# TASK BRIEF
Don't copy the pictures; return every other part of the records exactly.

═════ ENTRIES SHOWN

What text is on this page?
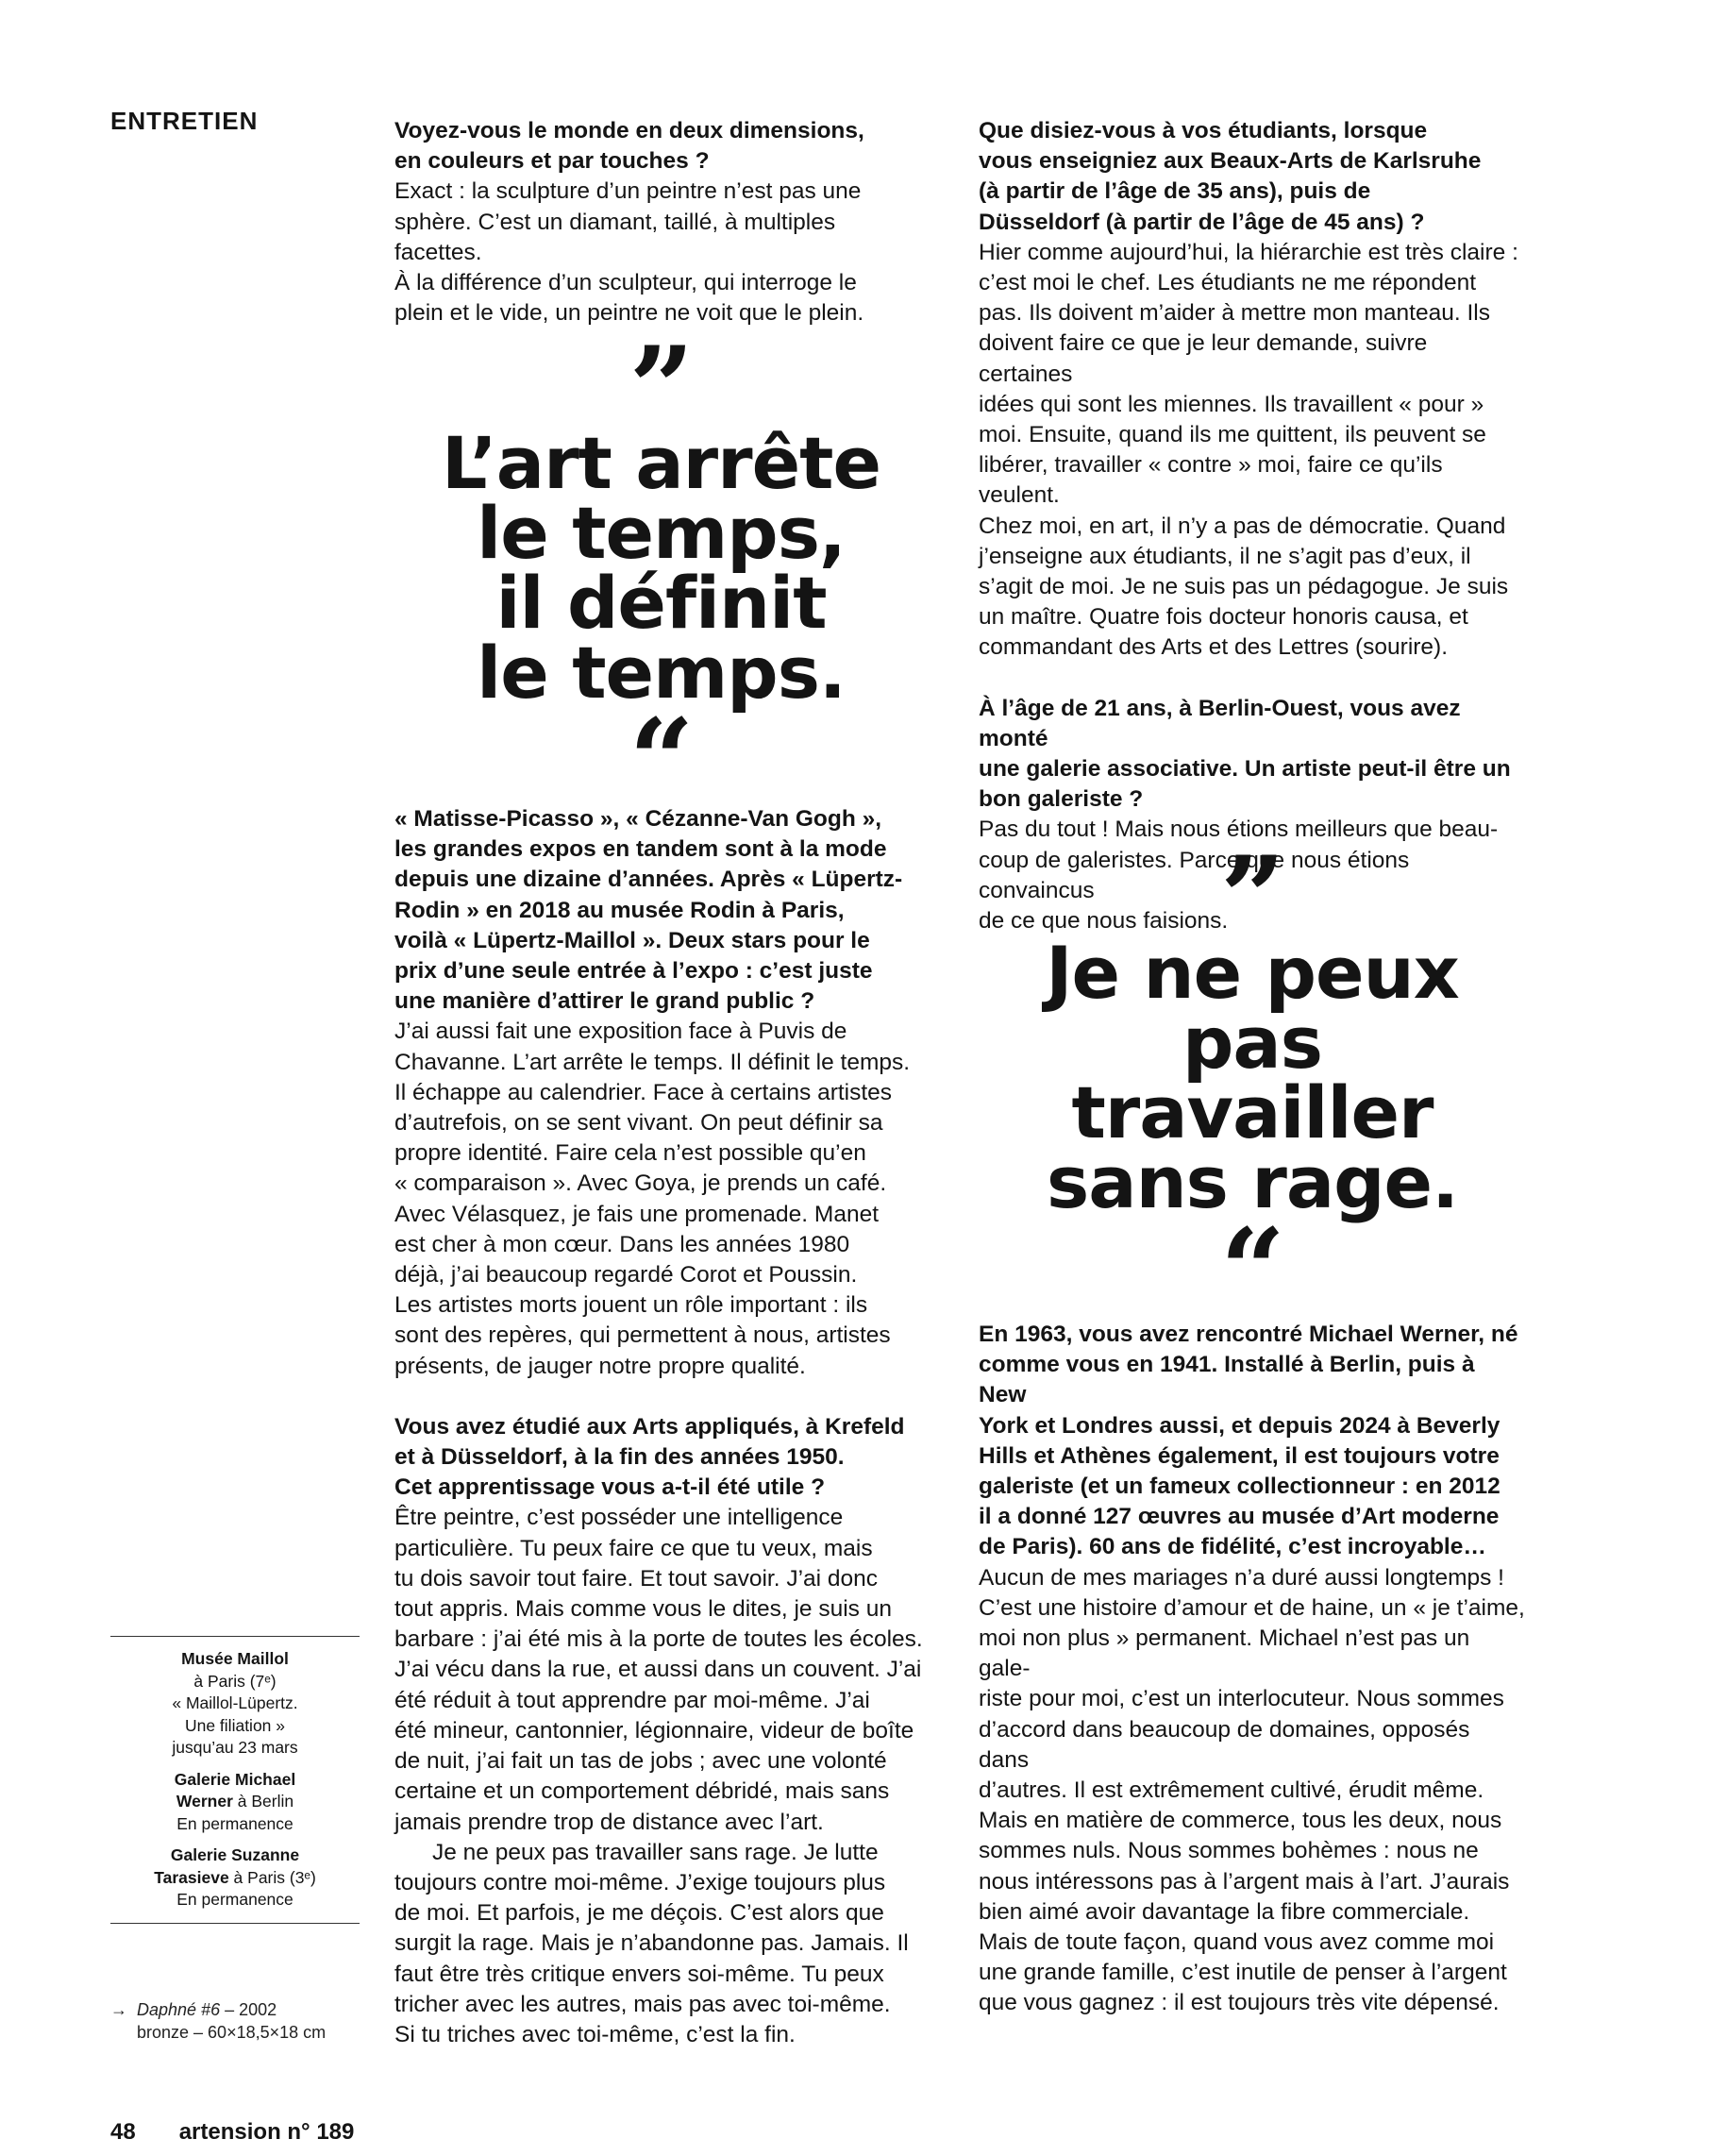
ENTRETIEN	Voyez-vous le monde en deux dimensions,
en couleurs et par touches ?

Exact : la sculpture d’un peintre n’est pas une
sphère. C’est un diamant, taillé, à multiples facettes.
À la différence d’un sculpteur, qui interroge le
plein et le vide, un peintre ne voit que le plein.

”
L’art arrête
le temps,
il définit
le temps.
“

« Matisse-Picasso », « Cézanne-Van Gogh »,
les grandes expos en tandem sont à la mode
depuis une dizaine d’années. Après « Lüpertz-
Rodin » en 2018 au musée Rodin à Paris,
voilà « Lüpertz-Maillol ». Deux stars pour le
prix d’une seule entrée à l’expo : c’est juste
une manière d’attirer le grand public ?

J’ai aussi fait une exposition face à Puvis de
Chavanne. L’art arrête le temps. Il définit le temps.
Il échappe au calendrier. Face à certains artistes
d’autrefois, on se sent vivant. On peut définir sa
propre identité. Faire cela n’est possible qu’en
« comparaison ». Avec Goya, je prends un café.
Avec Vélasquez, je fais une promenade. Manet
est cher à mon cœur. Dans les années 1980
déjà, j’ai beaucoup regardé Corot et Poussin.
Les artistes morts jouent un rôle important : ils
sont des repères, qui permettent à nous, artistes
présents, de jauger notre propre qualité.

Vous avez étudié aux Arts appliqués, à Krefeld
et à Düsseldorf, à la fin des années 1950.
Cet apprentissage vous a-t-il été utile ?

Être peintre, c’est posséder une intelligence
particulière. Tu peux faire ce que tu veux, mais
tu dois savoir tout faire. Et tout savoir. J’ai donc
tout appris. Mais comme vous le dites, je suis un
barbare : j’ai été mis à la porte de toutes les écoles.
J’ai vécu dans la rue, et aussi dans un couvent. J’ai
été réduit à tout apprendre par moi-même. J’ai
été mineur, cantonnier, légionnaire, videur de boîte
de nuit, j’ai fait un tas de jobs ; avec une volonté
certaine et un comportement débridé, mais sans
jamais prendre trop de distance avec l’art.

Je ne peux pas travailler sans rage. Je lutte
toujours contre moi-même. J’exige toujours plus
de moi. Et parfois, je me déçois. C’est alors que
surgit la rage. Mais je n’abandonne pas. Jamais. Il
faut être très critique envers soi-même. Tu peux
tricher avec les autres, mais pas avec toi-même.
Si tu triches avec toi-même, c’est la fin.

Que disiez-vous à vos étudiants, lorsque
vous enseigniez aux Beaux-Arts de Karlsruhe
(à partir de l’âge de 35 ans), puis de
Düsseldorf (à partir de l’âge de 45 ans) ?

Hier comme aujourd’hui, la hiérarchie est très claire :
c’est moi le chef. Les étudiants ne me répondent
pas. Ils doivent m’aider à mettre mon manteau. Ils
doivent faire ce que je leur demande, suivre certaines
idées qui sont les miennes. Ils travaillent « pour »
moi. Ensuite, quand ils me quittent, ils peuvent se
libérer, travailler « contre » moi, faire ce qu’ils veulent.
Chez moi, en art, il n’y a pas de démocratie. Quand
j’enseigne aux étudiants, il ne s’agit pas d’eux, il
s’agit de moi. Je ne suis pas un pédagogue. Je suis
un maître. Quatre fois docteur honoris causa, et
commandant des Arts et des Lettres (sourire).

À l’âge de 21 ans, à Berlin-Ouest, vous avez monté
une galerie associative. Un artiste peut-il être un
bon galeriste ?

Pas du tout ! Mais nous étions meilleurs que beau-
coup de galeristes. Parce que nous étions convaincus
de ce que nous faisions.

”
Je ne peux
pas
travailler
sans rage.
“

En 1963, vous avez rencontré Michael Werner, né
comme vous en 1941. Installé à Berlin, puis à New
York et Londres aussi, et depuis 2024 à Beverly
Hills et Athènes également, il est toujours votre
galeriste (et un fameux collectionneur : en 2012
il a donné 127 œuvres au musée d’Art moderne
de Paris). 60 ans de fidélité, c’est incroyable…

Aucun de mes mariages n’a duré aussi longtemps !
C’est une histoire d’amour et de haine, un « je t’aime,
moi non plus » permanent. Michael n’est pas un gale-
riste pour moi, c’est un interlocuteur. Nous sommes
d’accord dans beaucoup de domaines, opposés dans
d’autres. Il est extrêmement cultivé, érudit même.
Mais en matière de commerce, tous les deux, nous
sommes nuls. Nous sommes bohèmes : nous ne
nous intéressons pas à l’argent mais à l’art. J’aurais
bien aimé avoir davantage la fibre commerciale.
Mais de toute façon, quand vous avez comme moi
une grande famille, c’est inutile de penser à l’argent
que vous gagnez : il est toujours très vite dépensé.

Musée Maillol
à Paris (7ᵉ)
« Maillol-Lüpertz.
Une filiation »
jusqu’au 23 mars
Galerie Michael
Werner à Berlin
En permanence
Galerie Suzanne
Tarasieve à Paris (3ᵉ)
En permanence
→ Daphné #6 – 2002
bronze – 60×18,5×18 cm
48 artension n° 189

══════════

# ANSWER IN FULL
What text is on this page?
ENTRETIEN	Voyez-vous le monde en deux dimensions,
en couleurs et par touches ?

Exact : la sculpture d’un peintre n’est pas une
sphère. C’est un diamant, taillé, à multiples facettes.
À la différence d’un sculpteur, qui interroge le
plein et le vide, un peintre ne voit que le plein.

”
L’art arrête
le temps,
il définit
le temps.
“

« Matisse-Picasso », « Cézanne-Van Gogh »,
les grandes expos en tandem sont à la mode
depuis une dizaine d’années. Après « Lüpertz-
Rodin » en 2018 au musée Rodin à Paris,
voilà « Lüpertz-Maillol ». Deux stars pour le
prix d’une seule entrée à l’expo : c’est juste
une manière d’attirer le grand public ?

J’ai aussi fait une exposition face à Puvis de
Chavanne. L’art arrête le temps. Il définit le temps.
Il échappe au calendrier. Face à certains artistes
d’autrefois, on se sent vivant. On peut définir sa
propre identité. Faire cela n’est possible qu’en
« comparaison ». Avec Goya, je prends un café.
Avec Vélasquez, je fais une promenade. Manet
est cher à mon cœur. Dans les années 1980
déjà, j’ai beaucoup regardé Corot et Poussin.
Les artistes morts jouent un rôle important : ils
sont des repères, qui permettent à nous, artistes
présents, de jauger notre propre qualité.

Vous avez étudié aux Arts appliqués, à Krefeld
et à Düsseldorf, à la fin des années 1950.
Cet apprentissage vous a-t-il été utile ?

Être peintre, c’est posséder une intelligence
particulière. Tu peux faire ce que tu veux, mais
tu dois savoir tout faire. Et tout savoir. J’ai donc
tout appris. Mais comme vous le dites, je suis un
barbare : j’ai été mis à la porte de toutes les écoles.
J’ai vécu dans la rue, et aussi dans un couvent. J’ai
été réduit à tout apprendre par moi-même. J’ai
été mineur, cantonnier, légionnaire, videur de boîte
de nuit, j’ai fait un tas de jobs ; avec une volonté
certaine et un comportement débridé, mais sans
jamais prendre trop de distance avec l’art.

Je ne peux pas travailler sans rage. Je lutte
toujours contre moi-même. J’exige toujours plus
de moi. Et parfois, je me déçois. C’est alors que
surgit la rage. Mais je n’abandonne pas. Jamais. Il
faut être très critique envers soi-même. Tu peux
tricher avec les autres, mais pas avec toi-même.
Si tu triches avec toi-même, c’est la fin.

Que disiez-vous à vos étudiants, lorsque
vous enseigniez aux Beaux-Arts de Karlsruhe
(à partir de l’âge de 35 ans), puis de
Düsseldorf (à partir de l’âge de 45 ans) ?

Hier comme aujourd’hui, la hiérarchie est très claire :
c’est moi le chef. Les étudiants ne me répondent
pas. Ils doivent m’aider à mettre mon manteau. Ils
doivent faire ce que je leur demande, suivre certaines
idées qui sont les miennes. Ils travaillent « pour »
moi. Ensuite, quand ils me quittent, ils peuvent se
libérer, travailler « contre » moi, faire ce qu’ils veulent.
Chez moi, en art, il n’y a pas de démocratie. Quand
j’enseigne aux étudiants, il ne s’agit pas d’eux, il
s’agit de moi. Je ne suis pas un pédagogue. Je suis
un maître. Quatre fois docteur honoris causa, et
commandant des Arts et des Lettres (sourire).

À l’âge de 21 ans, à Berlin-Ouest, vous avez monté
une galerie associative. Un artiste peut-il être un
bon galeriste ?

Pas du tout ! Mais nous étions meilleurs que beau-
coup de galeristes. Parce que nous étions convaincus
de ce que nous faisions.

”
Je ne peux
pas
travailler
sans rage.
“

En 1963, vous avez rencontré Michael Werner, né
comme vous en 1941. Installé à Berlin, puis à New
York et Londres aussi, et depuis 2024 à Beverly
Hills et Athènes également, il est toujours votre
galeriste (et un fameux collectionneur : en 2012
il a donné 127 œuvres au musée d’Art moderne
de Paris). 60 ans de fidélité, c’est incroyable…

Aucun de mes mariages n’a duré aussi longtemps !
C’est une histoire d’amour et de haine, un « je t’aime,
moi non plus » permanent. Michael n’est pas un gale-
riste pour moi, c’est un interlocuteur. Nous sommes
d’accord dans beaucoup de domaines, opposés dans
d’autres. Il est extrêmement cultivé, érudit même.
Mais en matière de commerce, tous les deux, nous
sommes nuls. Nous sommes bohèmes : nous ne
nous intéressons pas à l’argent mais à l’art. J’aurais
bien aimé avoir davantage la fibre commerciale.
Mais de toute façon, quand vous avez comme moi
une grande famille, c’est inutile de penser à l’argent
que vous gagnez : il est toujours très vite dépensé.

Musée Maillol
à Paris (7ᵉ)
« Maillol-Lüpertz.
Une filiation »
jusqu’au 23 mars
Galerie Michael
Werner à Berlin
En permanence
Galerie Suzanne
Tarasieve à Paris (3ᵉ)
En permanence
→ Daphné #6 – 2002
bronze – 60×18,5×18 cm
48 artension n° 189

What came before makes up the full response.